§ **OBJECTIVE**:
Note each line that includes the word "Dette". Copy those lines.

## START TASK INPUTS

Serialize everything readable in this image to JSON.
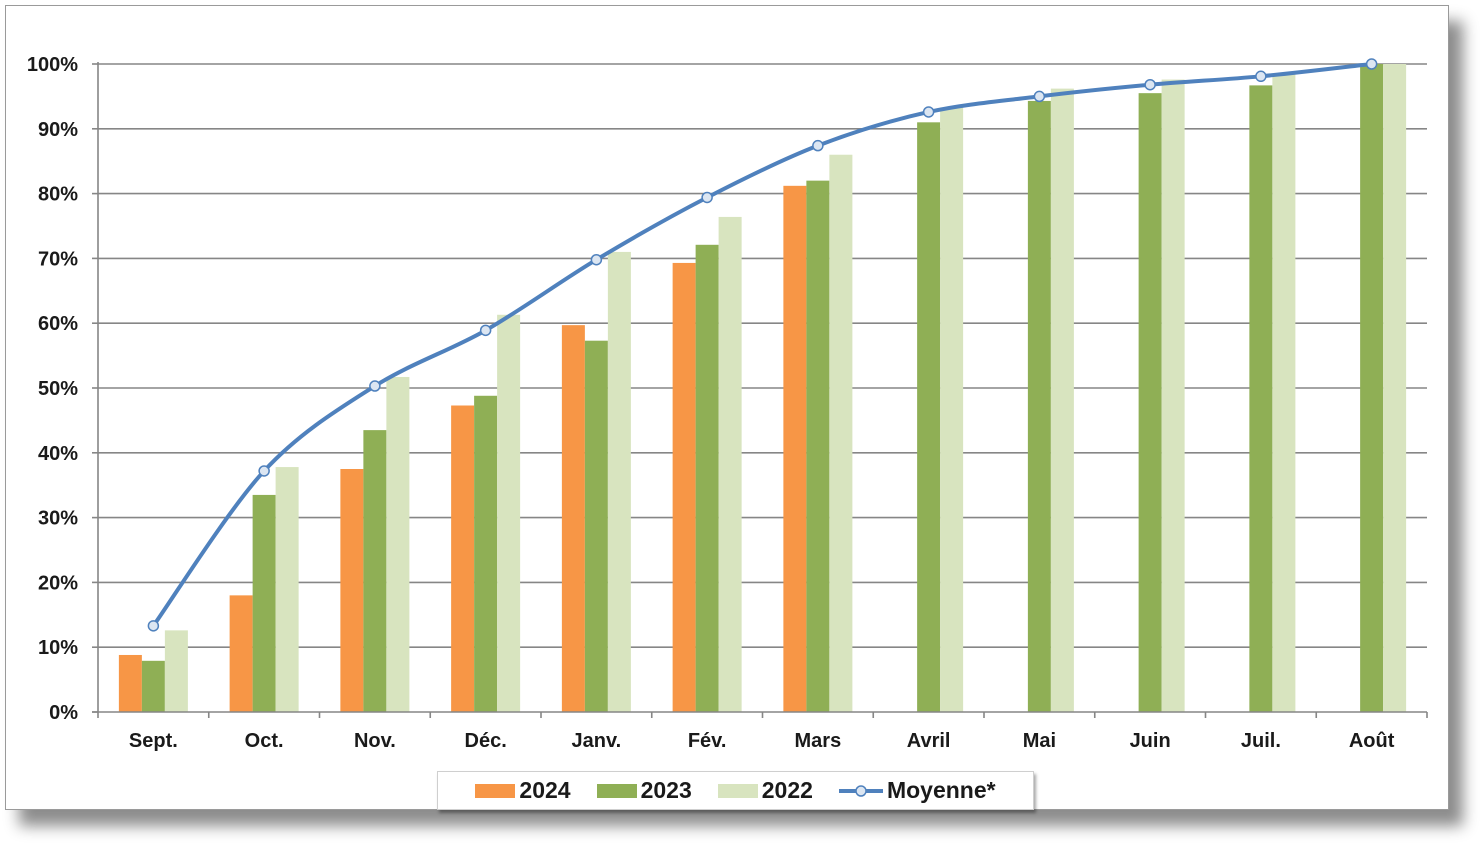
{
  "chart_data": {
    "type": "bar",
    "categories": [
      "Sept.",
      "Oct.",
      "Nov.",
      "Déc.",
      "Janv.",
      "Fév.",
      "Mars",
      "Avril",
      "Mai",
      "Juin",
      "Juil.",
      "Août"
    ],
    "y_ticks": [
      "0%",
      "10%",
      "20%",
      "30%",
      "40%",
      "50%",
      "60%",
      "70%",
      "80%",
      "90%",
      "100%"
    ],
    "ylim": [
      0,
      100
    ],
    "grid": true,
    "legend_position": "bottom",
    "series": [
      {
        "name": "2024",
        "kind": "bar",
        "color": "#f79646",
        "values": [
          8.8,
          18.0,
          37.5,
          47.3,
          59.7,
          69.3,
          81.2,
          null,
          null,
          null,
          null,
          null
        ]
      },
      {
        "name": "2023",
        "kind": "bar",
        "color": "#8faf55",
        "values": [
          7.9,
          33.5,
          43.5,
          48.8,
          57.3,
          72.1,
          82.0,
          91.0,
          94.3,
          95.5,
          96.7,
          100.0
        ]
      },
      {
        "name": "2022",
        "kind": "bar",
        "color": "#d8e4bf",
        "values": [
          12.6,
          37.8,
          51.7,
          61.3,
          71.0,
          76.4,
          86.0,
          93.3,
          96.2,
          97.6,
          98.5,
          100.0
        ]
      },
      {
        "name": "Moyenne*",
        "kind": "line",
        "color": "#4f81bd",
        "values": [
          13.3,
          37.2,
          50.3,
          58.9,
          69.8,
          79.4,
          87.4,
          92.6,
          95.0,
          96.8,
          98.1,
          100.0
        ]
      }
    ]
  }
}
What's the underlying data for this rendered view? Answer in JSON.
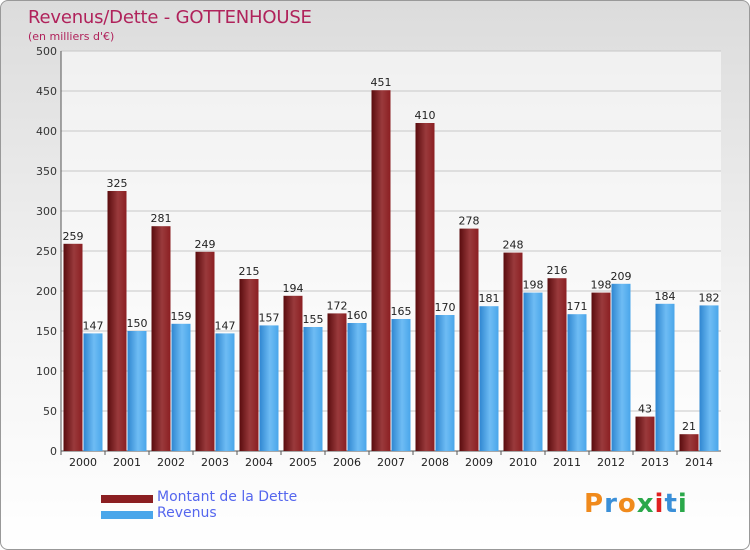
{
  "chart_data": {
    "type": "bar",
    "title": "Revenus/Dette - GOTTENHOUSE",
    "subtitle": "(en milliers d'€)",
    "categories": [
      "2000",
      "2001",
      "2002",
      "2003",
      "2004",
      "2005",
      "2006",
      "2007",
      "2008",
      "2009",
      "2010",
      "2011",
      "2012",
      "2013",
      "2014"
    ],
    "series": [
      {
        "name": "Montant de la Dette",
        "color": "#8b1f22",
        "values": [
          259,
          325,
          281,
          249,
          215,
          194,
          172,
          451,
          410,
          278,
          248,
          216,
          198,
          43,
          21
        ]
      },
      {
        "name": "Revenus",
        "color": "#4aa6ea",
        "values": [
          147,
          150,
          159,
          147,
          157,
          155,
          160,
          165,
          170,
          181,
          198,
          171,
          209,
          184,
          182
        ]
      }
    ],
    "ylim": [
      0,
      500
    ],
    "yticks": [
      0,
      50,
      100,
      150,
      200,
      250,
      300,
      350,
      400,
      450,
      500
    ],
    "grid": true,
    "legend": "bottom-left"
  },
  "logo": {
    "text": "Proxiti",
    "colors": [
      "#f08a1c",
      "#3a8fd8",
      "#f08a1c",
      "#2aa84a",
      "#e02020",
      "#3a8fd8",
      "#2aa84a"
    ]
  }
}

## END TASK INPUTS

§ **RESULT**:
    "title": "Revenus/Dette - GOTTENHOUSE",
        "name": "Montant de la Dette",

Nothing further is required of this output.